Retype every entry exactly, character for character.

** DATASET EXTRACT **
▽
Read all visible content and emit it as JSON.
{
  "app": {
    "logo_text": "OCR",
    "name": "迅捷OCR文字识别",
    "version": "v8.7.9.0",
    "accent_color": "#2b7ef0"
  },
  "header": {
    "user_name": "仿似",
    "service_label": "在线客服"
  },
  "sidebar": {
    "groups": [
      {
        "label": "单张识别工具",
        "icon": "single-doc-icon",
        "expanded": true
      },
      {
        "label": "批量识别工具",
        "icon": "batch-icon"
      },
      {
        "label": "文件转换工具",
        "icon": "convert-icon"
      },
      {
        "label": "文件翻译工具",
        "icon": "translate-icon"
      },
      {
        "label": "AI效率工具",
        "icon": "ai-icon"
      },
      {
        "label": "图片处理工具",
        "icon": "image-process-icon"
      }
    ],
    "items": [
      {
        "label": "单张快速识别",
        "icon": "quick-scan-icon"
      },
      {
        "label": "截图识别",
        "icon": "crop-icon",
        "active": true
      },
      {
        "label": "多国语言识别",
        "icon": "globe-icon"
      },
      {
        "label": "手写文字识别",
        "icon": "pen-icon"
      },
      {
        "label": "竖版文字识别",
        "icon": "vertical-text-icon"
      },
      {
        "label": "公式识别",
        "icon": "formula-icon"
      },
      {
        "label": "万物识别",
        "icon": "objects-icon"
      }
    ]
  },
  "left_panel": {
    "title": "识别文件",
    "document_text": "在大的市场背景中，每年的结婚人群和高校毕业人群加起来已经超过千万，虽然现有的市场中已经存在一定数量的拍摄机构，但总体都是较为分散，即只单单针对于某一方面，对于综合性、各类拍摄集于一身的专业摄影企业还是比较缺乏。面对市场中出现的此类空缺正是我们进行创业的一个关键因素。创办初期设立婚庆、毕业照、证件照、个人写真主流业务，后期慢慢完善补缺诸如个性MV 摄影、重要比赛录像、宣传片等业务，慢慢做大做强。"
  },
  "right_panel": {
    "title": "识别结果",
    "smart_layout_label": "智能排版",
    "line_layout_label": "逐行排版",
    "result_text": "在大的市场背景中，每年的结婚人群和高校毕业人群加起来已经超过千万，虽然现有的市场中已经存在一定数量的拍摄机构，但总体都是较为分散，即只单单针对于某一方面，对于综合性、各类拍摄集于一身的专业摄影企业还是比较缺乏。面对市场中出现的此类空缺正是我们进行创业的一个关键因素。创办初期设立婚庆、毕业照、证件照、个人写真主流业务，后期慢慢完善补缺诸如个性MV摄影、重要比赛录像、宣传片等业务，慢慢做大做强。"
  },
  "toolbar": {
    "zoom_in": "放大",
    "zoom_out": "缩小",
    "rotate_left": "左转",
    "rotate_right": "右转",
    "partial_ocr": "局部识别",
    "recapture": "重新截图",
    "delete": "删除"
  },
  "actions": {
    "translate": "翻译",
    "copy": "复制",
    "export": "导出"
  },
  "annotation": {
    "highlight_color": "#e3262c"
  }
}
△
** IN RESPONSE **
Read all visible content and emit it as JSON.
{
  "app": {
    "logo_text": "OCR",
    "name": "迅捷OCR文字识别",
    "version": "v8.7.9.0",
    "accent_color": "#2b7ef0"
  },
  "header": {
    "user_name": "仿似",
    "service_label": "在线客服"
  },
  "sidebar": {
    "groups": [
      {
        "label": "单张识别工具",
        "icon": "single-doc-icon",
        "expanded": true
      },
      {
        "label": "批量识别工具",
        "icon": "batch-icon"
      },
      {
        "label": "文件转换工具",
        "icon": "convert-icon"
      },
      {
        "label": "文件翻译工具",
        "icon": "translate-icon"
      },
      {
        "label": "AI效率工具",
        "icon": "ai-icon"
      },
      {
        "label": "图片处理工具",
        "icon": "image-process-icon"
      }
    ],
    "items": [
      {
        "label": "单张快速识别",
        "icon": "quick-scan-icon"
      },
      {
        "label": "截图识别",
        "icon": "crop-icon",
        "active": true
      },
      {
        "label": "多国语言识别",
        "icon": "globe-icon"
      },
      {
        "label": "手写文字识别",
        "icon": "pen-icon"
      },
      {
        "label": "竖版文字识别",
        "icon": "vertical-text-icon"
      },
      {
        "label": "公式识别",
        "icon": "formula-icon"
      },
      {
        "label": "万物识别",
        "icon": "objects-icon"
      }
    ]
  },
  "left_panel": {
    "title": "识别文件",
    "document_text": "在大的市场背景中，每年的结婚人群和高校毕业人群加起来已经超过千万，虽然现有的市场中已经存在一定数量的拍摄机构，但总体都是较为分散，即只单单针对于某一方面，对于综合性、各类拍摄集于一身的专业摄影企业还是比较缺乏。面对市场中出现的此类空缺正是我们进行创业的一个关键因素。创办初期设立婚庆、毕业照、证件照、个人写真主流业务，后期慢慢完善补缺诸如个性MV 摄影、重要比赛录像、宣传片等业务，慢慢做大做强。"
  },
  "right_panel": {
    "title": "识别结果",
    "smart_layout_label": "智能排版",
    "line_layout_label": "逐行排版",
    "result_text": "在大的市场背景中，每年的结婚人群和高校毕业人群加起来已经超过千万，虽然现有的市场中已经存在一定数量的拍摄机构，但总体都是较为分散，即只单单针对于某一方面，对于综合性、各类拍摄集于一身的专业摄影企业还是比较缺乏。面对市场中出现的此类空缺正是我们进行创业的一个关键因素。创办初期设立婚庆、毕业照、证件照、个人写真主流业务，后期慢慢完善补缺诸如个性MV摄影、重要比赛录像、宣传片等业务，慢慢做大做强。"
  },
  "toolbar": {
    "zoom_in": "放大",
    "zoom_out": "缩小",
    "rotate_left": "左转",
    "rotate_right": "右转",
    "partial_ocr": "局部识别",
    "recapture": "重新截图",
    "delete": "删除"
  },
  "actions": {
    "translate": "翻译",
    "copy": "复制",
    "export": "导出"
  },
  "annotation": {
    "highlight_color": "#e3262c"
  }
}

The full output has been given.